#### Stated exercise:
Count only the lines of the records that hold "screenshot", then give the number without any other words.
* START Excerpted records *
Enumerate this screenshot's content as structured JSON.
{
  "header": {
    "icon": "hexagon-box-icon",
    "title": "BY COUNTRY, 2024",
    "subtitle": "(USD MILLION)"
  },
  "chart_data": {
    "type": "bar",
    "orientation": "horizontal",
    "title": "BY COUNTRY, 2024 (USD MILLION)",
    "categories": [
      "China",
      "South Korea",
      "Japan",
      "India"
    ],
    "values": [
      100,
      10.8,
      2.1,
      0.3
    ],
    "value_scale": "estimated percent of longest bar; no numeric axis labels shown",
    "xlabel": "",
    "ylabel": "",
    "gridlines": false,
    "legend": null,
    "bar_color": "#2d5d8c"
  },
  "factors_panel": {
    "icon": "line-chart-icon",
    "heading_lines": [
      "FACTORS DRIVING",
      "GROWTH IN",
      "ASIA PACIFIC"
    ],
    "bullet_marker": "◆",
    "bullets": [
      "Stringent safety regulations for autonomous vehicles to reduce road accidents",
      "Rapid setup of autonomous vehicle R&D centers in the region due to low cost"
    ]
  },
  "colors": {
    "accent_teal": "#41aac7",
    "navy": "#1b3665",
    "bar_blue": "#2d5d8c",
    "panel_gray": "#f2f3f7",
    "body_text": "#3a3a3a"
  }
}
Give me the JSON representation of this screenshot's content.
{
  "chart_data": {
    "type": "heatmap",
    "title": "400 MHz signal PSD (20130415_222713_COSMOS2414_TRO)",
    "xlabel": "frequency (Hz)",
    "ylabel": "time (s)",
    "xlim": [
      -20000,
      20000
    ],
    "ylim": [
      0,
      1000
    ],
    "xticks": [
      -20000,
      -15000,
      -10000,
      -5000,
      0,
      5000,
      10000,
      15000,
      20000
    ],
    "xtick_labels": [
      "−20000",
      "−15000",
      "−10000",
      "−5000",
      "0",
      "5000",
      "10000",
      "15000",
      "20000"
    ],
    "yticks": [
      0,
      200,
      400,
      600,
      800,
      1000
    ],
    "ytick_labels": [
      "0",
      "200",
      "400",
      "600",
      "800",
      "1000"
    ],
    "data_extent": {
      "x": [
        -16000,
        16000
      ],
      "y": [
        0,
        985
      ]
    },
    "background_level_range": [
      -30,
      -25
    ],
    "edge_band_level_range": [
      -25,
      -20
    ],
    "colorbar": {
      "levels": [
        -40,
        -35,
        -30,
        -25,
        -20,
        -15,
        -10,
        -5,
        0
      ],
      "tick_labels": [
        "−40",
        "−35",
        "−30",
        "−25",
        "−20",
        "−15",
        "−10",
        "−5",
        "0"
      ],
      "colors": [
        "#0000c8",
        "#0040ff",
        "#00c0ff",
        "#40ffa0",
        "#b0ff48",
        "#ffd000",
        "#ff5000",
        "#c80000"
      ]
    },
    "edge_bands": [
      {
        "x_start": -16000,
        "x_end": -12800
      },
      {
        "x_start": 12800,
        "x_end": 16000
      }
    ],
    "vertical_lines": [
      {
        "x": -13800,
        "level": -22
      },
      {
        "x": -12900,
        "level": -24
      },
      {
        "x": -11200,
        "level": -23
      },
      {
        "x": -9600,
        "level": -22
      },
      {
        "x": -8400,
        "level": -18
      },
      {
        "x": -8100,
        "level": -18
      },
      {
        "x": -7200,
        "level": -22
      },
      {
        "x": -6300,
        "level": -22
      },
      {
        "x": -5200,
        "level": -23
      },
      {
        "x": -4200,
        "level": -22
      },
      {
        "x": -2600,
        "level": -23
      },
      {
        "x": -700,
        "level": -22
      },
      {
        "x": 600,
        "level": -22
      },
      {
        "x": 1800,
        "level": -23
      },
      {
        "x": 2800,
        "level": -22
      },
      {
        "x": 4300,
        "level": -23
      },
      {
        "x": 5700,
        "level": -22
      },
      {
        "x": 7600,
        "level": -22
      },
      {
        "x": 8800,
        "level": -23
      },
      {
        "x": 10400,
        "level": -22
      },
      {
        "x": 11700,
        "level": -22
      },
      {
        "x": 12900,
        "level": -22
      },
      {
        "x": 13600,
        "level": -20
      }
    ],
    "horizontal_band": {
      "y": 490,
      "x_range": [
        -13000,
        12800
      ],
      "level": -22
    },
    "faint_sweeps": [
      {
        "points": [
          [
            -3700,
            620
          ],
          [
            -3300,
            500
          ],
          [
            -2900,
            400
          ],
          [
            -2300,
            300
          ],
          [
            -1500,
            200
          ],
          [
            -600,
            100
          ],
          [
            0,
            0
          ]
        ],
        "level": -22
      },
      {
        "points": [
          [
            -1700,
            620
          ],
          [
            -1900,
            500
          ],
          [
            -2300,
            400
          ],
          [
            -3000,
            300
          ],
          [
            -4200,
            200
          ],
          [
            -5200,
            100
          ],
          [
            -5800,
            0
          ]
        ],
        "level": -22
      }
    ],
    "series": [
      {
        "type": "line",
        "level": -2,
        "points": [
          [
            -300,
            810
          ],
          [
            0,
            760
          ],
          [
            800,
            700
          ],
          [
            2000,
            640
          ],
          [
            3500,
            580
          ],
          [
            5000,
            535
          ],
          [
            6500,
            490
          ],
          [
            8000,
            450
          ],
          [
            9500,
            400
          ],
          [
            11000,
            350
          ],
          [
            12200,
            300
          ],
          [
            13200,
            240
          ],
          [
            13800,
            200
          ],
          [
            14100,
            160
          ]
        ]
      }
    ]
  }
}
* END Excerpted records *
#### Exercise response:
2